>> Begin DATA EXTRACT

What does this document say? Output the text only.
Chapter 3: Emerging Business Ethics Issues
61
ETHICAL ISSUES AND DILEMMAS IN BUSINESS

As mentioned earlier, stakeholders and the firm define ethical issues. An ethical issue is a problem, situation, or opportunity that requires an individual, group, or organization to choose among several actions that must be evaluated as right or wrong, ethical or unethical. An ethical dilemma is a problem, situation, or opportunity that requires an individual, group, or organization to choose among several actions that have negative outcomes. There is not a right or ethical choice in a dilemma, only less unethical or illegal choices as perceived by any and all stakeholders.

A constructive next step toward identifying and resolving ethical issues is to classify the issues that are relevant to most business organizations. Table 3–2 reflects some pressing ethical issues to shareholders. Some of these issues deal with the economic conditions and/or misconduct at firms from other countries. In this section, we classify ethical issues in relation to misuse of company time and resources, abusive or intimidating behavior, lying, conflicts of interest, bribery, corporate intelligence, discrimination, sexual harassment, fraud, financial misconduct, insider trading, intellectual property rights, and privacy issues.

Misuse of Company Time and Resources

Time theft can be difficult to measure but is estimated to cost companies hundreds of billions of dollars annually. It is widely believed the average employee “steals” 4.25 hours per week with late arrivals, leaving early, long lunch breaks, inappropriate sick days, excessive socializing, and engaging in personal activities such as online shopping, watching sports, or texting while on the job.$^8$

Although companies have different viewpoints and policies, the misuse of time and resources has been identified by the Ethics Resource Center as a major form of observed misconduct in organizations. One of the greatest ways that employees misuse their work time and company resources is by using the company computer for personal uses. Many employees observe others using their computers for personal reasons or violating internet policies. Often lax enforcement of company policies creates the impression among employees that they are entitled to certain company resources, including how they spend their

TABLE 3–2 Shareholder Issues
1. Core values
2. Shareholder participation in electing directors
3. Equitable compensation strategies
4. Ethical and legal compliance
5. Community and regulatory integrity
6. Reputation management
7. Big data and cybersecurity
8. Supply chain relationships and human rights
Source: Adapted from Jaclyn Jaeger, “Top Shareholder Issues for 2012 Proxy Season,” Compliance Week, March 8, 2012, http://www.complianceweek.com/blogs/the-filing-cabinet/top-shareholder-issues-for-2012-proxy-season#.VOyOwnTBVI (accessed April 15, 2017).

>> End DATA EXTRACT

DIRECTIONS:
Copy the entries above exactly, leaving none out.

TASK RESPONSE:
What does this document say? Output the text only.
Chapter 3: Emerging Business Ethics Issues
61
ETHICAL ISSUES AND DILEMMAS IN BUSINESS

As mentioned earlier, stakeholders and the firm define ethical issues. An ethical issue is a problem, situation, or opportunity that requires an individual, group, or organization to choose among several actions that must be evaluated as right or wrong, ethical or unethical. An ethical dilemma is a problem, situation, or opportunity that requires an individual, group, or organization to choose among several actions that have negative outcomes. There is not a right or ethical choice in a dilemma, only less unethical or illegal choices as perceived by any and all stakeholders.

A constructive next step toward identifying and resolving ethical issues is to classify the issues that are relevant to most business organizations. Table 3–2 reflects some pressing ethical issues to shareholders. Some of these issues deal with the economic conditions and/or misconduct at firms from other countries. In this section, we classify ethical issues in relation to misuse of company time and resources, abusive or intimidating behavior, lying, conflicts of interest, bribery, corporate intelligence, discrimination, sexual harassment, fraud, financial misconduct, insider trading, intellectual property rights, and privacy issues.

Misuse of Company Time and Resources

Time theft can be difficult to measure but is estimated to cost companies hundreds of billions of dollars annually. It is widely believed the average employee “steals” 4.25 hours per week with late arrivals, leaving early, long lunch breaks, inappropriate sick days, excessive socializing, and engaging in personal activities such as online shopping, watching sports, or texting while on the job.$^8$

Although companies have different viewpoints and policies, the misuse of time and resources has been identified by the Ethics Resource Center as a major form of observed misconduct in organizations. One of the greatest ways that employees misuse their work time and company resources is by using the company computer for personal uses. Many employees observe others using their computers for personal reasons or violating internet policies. Often lax enforcement of company policies creates the impression among employees that they are entitled to certain company resources, including how they spend their

TABLE 3–2 Shareholder Issues
1. Core values
2. Shareholder participation in electing directors
3. Equitable compensation strategies
4. Ethical and legal compliance
5. Community and regulatory integrity
6. Reputation management
7. Big data and cybersecurity
8. Supply chain relationships and human rights
Source: Adapted from Jaclyn Jaeger, “Top Shareholder Issues for 2012 Proxy Season,” Compliance Week, March 8, 2012, http://www.complianceweek.com/blogs/the-filing-cabinet/top-shareholder-issues-for-2012-proxy-season#.VOyOwnTBVI (accessed April 15, 2017).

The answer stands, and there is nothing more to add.